━━━ SUPPLIED DATA ━━━
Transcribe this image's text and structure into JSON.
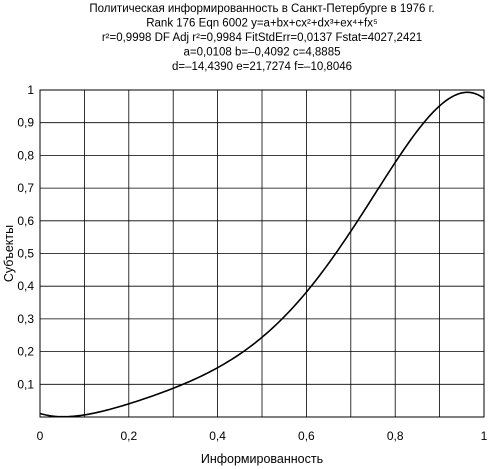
{
  "chart_data": {
    "type": "line",
    "title_lines": [
      "Политическая информированность в Санкт-Петербурге в 1976 г.",
      "Rank 176  Eqn 6002  y=a+bx+cx²+dx³+ex⁴+fx⁵",
      "r²=0,9998  DF Adj r²=0,9984  FitStdErr=0,0137  Fstat=4027,2421",
      "a=0,0108  b=–0,4092  c=4,8885",
      "d=–14,4390  e=21,7274  f=–10,8046"
    ],
    "xlabel": "Информированность",
    "ylabel": "Субъекты",
    "xlim": [
      0,
      1
    ],
    "ylim": [
      0,
      1
    ],
    "grid": true,
    "x_ticks": [
      "0",
      "0,2",
      "0,4",
      "0,6",
      "0,8",
      "1"
    ],
    "y_ticks": [
      "0,1",
      "0,2",
      "0,3",
      "0,4",
      "0,5",
      "0,6",
      "0,7",
      "0,8",
      "0,9",
      "1"
    ],
    "coefficients": {
      "a": 0.0108,
      "b": -0.4092,
      "c": 4.8885,
      "d": -14.439,
      "e": 21.7274,
      "f": -10.8046
    },
    "series": [
      {
        "x": [
          0,
          0.05,
          0.1,
          0.15,
          0.2,
          0.25,
          0.3,
          0.35,
          0.4,
          0.45,
          0.5,
          0.55,
          0.6,
          0.65,
          0.7,
          0.75,
          0.8,
          0.85,
          0.9,
          0.95,
          1.0
        ],
        "y": [
          0.011,
          0.004,
          0.005,
          0.02,
          0.04,
          0.06,
          0.085,
          0.11,
          0.145,
          0.185,
          0.24,
          0.305,
          0.39,
          0.475,
          0.57,
          0.67,
          0.79,
          0.895,
          0.965,
          0.99,
          0.96
        ],
        "color": "#000000"
      }
    ]
  }
}
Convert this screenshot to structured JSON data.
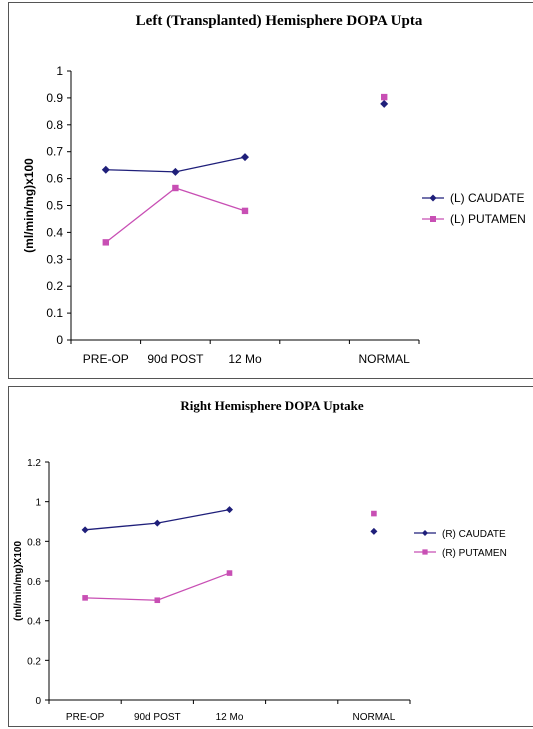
{
  "chart_data": [
    {
      "type": "line",
      "title": "Left (Transplanted) Hemisphere DOPA Upta",
      "ylabel": "(ml/min/mg)x100",
      "xlabel": "",
      "categories": [
        "PRE-OP",
        "90d POST",
        "12 Mo",
        "",
        "NORMAL"
      ],
      "ylim": [
        0,
        1
      ],
      "yticks": [
        "0",
        "0.1",
        "0.2",
        "0.3",
        "0.4",
        "0.5",
        "0.6",
        "0.7",
        "0.8",
        "0.9",
        "1"
      ],
      "grid": false,
      "legend_position": "right",
      "series": [
        {
          "name": "(L) CAUDATE",
          "color": "#1f1f7a",
          "marker": "diamond",
          "values": [
            0.633,
            0.625,
            0.68,
            null,
            0.878
          ]
        },
        {
          "name": "(L) PUTAMEN",
          "color": "#c84fb4",
          "marker": "square",
          "values": [
            0.363,
            0.565,
            0.48,
            null,
            0.903
          ]
        }
      ]
    },
    {
      "type": "line",
      "title": "Right Hemisphere DOPA Uptake",
      "ylabel": "(ml/min/mg)X100",
      "xlabel": "",
      "categories": [
        "PRE-OP",
        "90d POST",
        "12 Mo",
        "",
        "NORMAL"
      ],
      "ylim": [
        0,
        1.2
      ],
      "yticks": [
        "0",
        "0.2",
        "0.4",
        "0.6",
        "0.8",
        "1",
        "1.2"
      ],
      "grid": false,
      "legend_position": "right",
      "series": [
        {
          "name": "(R) CAUDATE",
          "color": "#1f1f7a",
          "marker": "diamond",
          "values": [
            0.858,
            0.892,
            0.96,
            null,
            0.85
          ]
        },
        {
          "name": "(R) PUTAMEN",
          "color": "#c84fb4",
          "marker": "square",
          "values": [
            0.515,
            0.503,
            0.64,
            null,
            0.94
          ]
        }
      ]
    }
  ]
}
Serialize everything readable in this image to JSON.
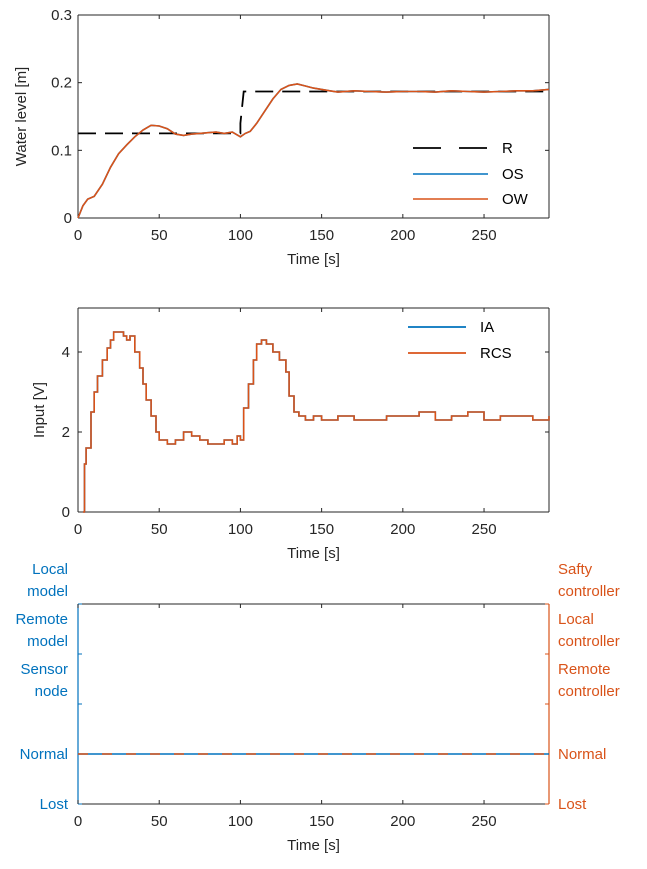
{
  "colors": {
    "R": "#000000",
    "OS": "#0072BD",
    "OW": "#D95319",
    "IA": "#0072BD",
    "RCS": "#D95319",
    "axis": "#262626"
  },
  "chart_data": [
    {
      "type": "line",
      "xlabel": "Time [s]",
      "ylabel": "Water level [m]",
      "xlim": [
        0,
        290
      ],
      "ylim": [
        0,
        0.3
      ],
      "xticks": [
        0,
        50,
        100,
        150,
        200,
        250
      ],
      "yticks": [
        0,
        0.1,
        0.2,
        0.3
      ],
      "xtick_labels": [
        "0",
        "50",
        "100",
        "150",
        "200",
        "250"
      ],
      "ytick_labels": [
        "0",
        "0.1",
        "0.2",
        "0.3"
      ],
      "legend_position": "bottom-right",
      "series": [
        {
          "name": "R",
          "style": "dashed",
          "x": [
            0,
            100,
            100,
            102,
            290
          ],
          "y": [
            0.125,
            0.125,
            0.14,
            0.187,
            0.187
          ]
        },
        {
          "name": "OS",
          "style": "solid",
          "x": [
            0,
            3,
            6,
            10,
            15,
            20,
            25,
            30,
            35,
            40,
            45,
            50,
            55,
            60,
            65,
            70,
            75,
            80,
            85,
            90,
            95,
            100,
            103,
            106,
            110,
            115,
            120,
            125,
            130,
            135,
            140,
            145,
            150,
            155,
            160,
            170,
            180,
            190,
            200,
            210,
            220,
            230,
            240,
            250,
            260,
            270,
            280,
            290
          ],
          "y": [
            0.0,
            0.018,
            0.028,
            0.032,
            0.05,
            0.075,
            0.095,
            0.108,
            0.12,
            0.13,
            0.137,
            0.136,
            0.132,
            0.124,
            0.122,
            0.124,
            0.125,
            0.126,
            0.127,
            0.125,
            0.127,
            0.12,
            0.125,
            0.128,
            0.14,
            0.158,
            0.176,
            0.19,
            0.196,
            0.198,
            0.195,
            0.192,
            0.19,
            0.188,
            0.186,
            0.188,
            0.187,
            0.186,
            0.187,
            0.187,
            0.186,
            0.188,
            0.187,
            0.186,
            0.187,
            0.188,
            0.188,
            0.19
          ]
        },
        {
          "name": "OW",
          "style": "solid",
          "x": [
            0,
            3,
            6,
            10,
            15,
            20,
            25,
            30,
            35,
            40,
            45,
            50,
            55,
            60,
            65,
            70,
            75,
            80,
            85,
            90,
            95,
            100,
            103,
            106,
            110,
            115,
            120,
            125,
            130,
            135,
            140,
            145,
            150,
            155,
            160,
            170,
            180,
            190,
            200,
            210,
            220,
            230,
            240,
            250,
            260,
            270,
            280,
            290
          ],
          "y": [
            0.0,
            0.018,
            0.028,
            0.032,
            0.05,
            0.075,
            0.095,
            0.108,
            0.12,
            0.13,
            0.137,
            0.136,
            0.132,
            0.124,
            0.122,
            0.124,
            0.125,
            0.126,
            0.127,
            0.125,
            0.127,
            0.12,
            0.125,
            0.128,
            0.14,
            0.158,
            0.176,
            0.19,
            0.196,
            0.198,
            0.195,
            0.192,
            0.19,
            0.188,
            0.186,
            0.188,
            0.187,
            0.186,
            0.187,
            0.187,
            0.186,
            0.188,
            0.187,
            0.186,
            0.187,
            0.188,
            0.188,
            0.19
          ]
        }
      ]
    },
    {
      "type": "line",
      "xlabel": "Time [s]",
      "ylabel": "Input [V]",
      "xlim": [
        0,
        290
      ],
      "ylim": [
        0,
        5.1
      ],
      "xticks": [
        0,
        50,
        100,
        150,
        200,
        250
      ],
      "yticks": [
        0,
        2,
        4
      ],
      "xtick_labels": [
        "0",
        "50",
        "100",
        "150",
        "200",
        "250"
      ],
      "ytick_labels": [
        "0",
        "2",
        "4"
      ],
      "legend_position": "top-right",
      "step": true,
      "series": [
        {
          "name": "IA",
          "x": [
            3,
            4,
            5,
            8,
            10,
            12,
            15,
            18,
            20,
            22,
            25,
            28,
            30,
            32,
            35,
            38,
            40,
            42,
            45,
            48,
            50,
            55,
            60,
            65,
            70,
            75,
            80,
            85,
            90,
            95,
            98,
            100,
            102,
            105,
            108,
            110,
            113,
            116,
            120,
            124,
            128,
            130,
            133,
            136,
            140,
            145,
            150,
            160,
            170,
            180,
            190,
            200,
            210,
            220,
            230,
            240,
            250,
            260,
            270,
            280,
            290
          ],
          "y": [
            0,
            1.2,
            1.6,
            2.5,
            3.0,
            3.4,
            3.8,
            4.1,
            4.3,
            4.5,
            4.5,
            4.4,
            4.3,
            4.4,
            4.0,
            3.6,
            3.2,
            2.8,
            2.4,
            2.0,
            1.8,
            1.7,
            1.8,
            2.0,
            1.9,
            1.8,
            1.7,
            1.7,
            1.8,
            1.7,
            1.9,
            1.8,
            2.6,
            3.2,
            3.8,
            4.2,
            4.3,
            4.2,
            4.0,
            3.8,
            3.5,
            2.9,
            2.5,
            2.4,
            2.3,
            2.4,
            2.3,
            2.4,
            2.3,
            2.3,
            2.4,
            2.4,
            2.5,
            2.3,
            2.4,
            2.5,
            2.3,
            2.4,
            2.4,
            2.3,
            2.4
          ]
        },
        {
          "name": "RCS",
          "x": [
            3,
            4,
            5,
            8,
            10,
            12,
            15,
            18,
            20,
            22,
            25,
            28,
            30,
            32,
            35,
            38,
            40,
            42,
            45,
            48,
            50,
            55,
            60,
            65,
            70,
            75,
            80,
            85,
            90,
            95,
            98,
            100,
            102,
            105,
            108,
            110,
            113,
            116,
            120,
            124,
            128,
            130,
            133,
            136,
            140,
            145,
            150,
            160,
            170,
            180,
            190,
            200,
            210,
            220,
            230,
            240,
            250,
            260,
            270,
            280,
            290
          ],
          "y": [
            0,
            1.2,
            1.6,
            2.5,
            3.0,
            3.4,
            3.8,
            4.1,
            4.3,
            4.5,
            4.5,
            4.4,
            4.3,
            4.4,
            4.0,
            3.6,
            3.2,
            2.8,
            2.4,
            2.0,
            1.8,
            1.7,
            1.8,
            2.0,
            1.9,
            1.8,
            1.7,
            1.7,
            1.8,
            1.7,
            1.9,
            1.8,
            2.6,
            3.2,
            3.8,
            4.2,
            4.3,
            4.2,
            4.0,
            3.8,
            3.5,
            2.9,
            2.5,
            2.4,
            2.3,
            2.4,
            2.3,
            2.4,
            2.3,
            2.3,
            2.4,
            2.4,
            2.5,
            2.3,
            2.4,
            2.5,
            2.3,
            2.4,
            2.4,
            2.3,
            2.4
          ]
        }
      ]
    },
    {
      "type": "line",
      "xlabel": "Time [s]",
      "xlim": [
        0,
        290
      ],
      "ylim": [
        0,
        4
      ],
      "xticks": [
        0,
        50,
        100,
        150,
        200,
        250
      ],
      "xtick_labels": [
        "0",
        "50",
        "100",
        "150",
        "200",
        "250"
      ],
      "yticks_left": [
        {
          "value": 0,
          "lines": [
            "Lost"
          ]
        },
        {
          "value": 1,
          "lines": [
            "Normal"
          ]
        },
        {
          "value": 2,
          "lines": [
            "Sensor",
            "node"
          ]
        },
        {
          "value": 3,
          "lines": [
            "Remote",
            "model"
          ]
        },
        {
          "value": 4,
          "lines": [
            "Local",
            "model"
          ]
        }
      ],
      "yticks_right": [
        {
          "value": 0,
          "lines": [
            "Lost"
          ]
        },
        {
          "value": 1,
          "lines": [
            "Normal"
          ]
        },
        {
          "value": 2,
          "lines": [
            "Remote",
            "controller"
          ]
        },
        {
          "value": 3,
          "lines": [
            "Local",
            "controller"
          ]
        },
        {
          "value": 4,
          "lines": [
            "Safty",
            "controller"
          ]
        }
      ],
      "series": [
        {
          "x": [
            0,
            290
          ],
          "y": [
            1,
            1
          ],
          "axis": "left",
          "style": "solid"
        },
        {
          "x": [
            0,
            290
          ],
          "y": [
            1,
            1
          ],
          "axis": "right",
          "style": "dashed"
        }
      ]
    }
  ]
}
━━━
WORK TO BE COMPLETED: Show each line of the listing that holds the string "ylabel".

SOLVED EXERCISE:
    "ylabel": "Субъекты",
      "ylabel": "(ml/min/mg)x100",
      "ylabel": "(ml/min/mg)X100",
      "ylabel": "Water level [m]",
      "ylabel": "Input [V]",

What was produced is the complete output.